§ Task goal
Print the complete set of entries exactly.

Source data
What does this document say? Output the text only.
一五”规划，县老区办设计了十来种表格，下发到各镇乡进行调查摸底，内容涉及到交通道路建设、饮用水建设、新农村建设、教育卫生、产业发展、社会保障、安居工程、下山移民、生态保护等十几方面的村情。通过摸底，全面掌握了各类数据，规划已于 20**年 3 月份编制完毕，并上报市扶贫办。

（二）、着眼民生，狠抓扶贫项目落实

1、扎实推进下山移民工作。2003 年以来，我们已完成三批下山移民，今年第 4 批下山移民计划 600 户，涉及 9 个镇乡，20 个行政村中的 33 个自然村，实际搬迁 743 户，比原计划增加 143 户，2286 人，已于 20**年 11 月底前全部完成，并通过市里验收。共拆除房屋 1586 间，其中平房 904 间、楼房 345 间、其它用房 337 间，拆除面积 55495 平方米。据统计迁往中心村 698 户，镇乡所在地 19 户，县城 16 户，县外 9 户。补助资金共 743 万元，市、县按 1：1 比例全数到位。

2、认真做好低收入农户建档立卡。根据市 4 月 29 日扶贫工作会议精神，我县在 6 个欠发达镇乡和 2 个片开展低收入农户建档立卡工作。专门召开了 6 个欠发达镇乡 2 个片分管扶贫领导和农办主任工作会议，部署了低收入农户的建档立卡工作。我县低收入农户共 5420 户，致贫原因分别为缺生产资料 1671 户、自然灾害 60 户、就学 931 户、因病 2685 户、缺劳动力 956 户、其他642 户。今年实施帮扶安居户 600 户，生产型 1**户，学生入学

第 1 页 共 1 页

§ Task result
What does this document say? Output the text only.
一五”规划，县老区办设计了十来种表格，下发到各镇乡进行调查摸底，内容涉及到交通道路建设、饮用水建设、新农村建设、教育卫生、产业发展、社会保障、安居工程、下山移民、生态保护等十几方面的村情。通过摸底，全面掌握了各类数据，规划已于 20**年 3 月份编制完毕，并上报市扶贫办。

（二）、着眼民生，狠抓扶贫项目落实

1、扎实推进下山移民工作。2003 年以来，我们已完成三批下山移民，今年第 4 批下山移民计划 600 户，涉及 9 个镇乡，20 个行政村中的 33 个自然村，实际搬迁 743 户，比原计划增加 143 户，2286 人，已于 20**年 11 月底前全部完成，并通过市里验收。共拆除房屋 1586 间，其中平房 904 间、楼房 345 间、其它用房 337 间，拆除面积 55495 平方米。据统计迁往中心村 698 户，镇乡所在地 19 户，县城 16 户，县外 9 户。补助资金共 743 万元，市、县按 1：1 比例全数到位。

2、认真做好低收入农户建档立卡。根据市 4 月 29 日扶贫工作会议精神，我县在 6 个欠发达镇乡和 2 个片开展低收入农户建档立卡工作。专门召开了 6 个欠发达镇乡 2 个片分管扶贫领导和农办主任工作会议，部署了低收入农户的建档立卡工作。我县低收入农户共 5420 户，致贫原因分别为缺生产资料 1671 户、自然灾害 60 户、就学 931 户、因病 2685 户、缺劳动力 956 户、其他642 户。今年实施帮扶安居户 600 户，生产型 1**户，学生入学

第 1 页 共 1 页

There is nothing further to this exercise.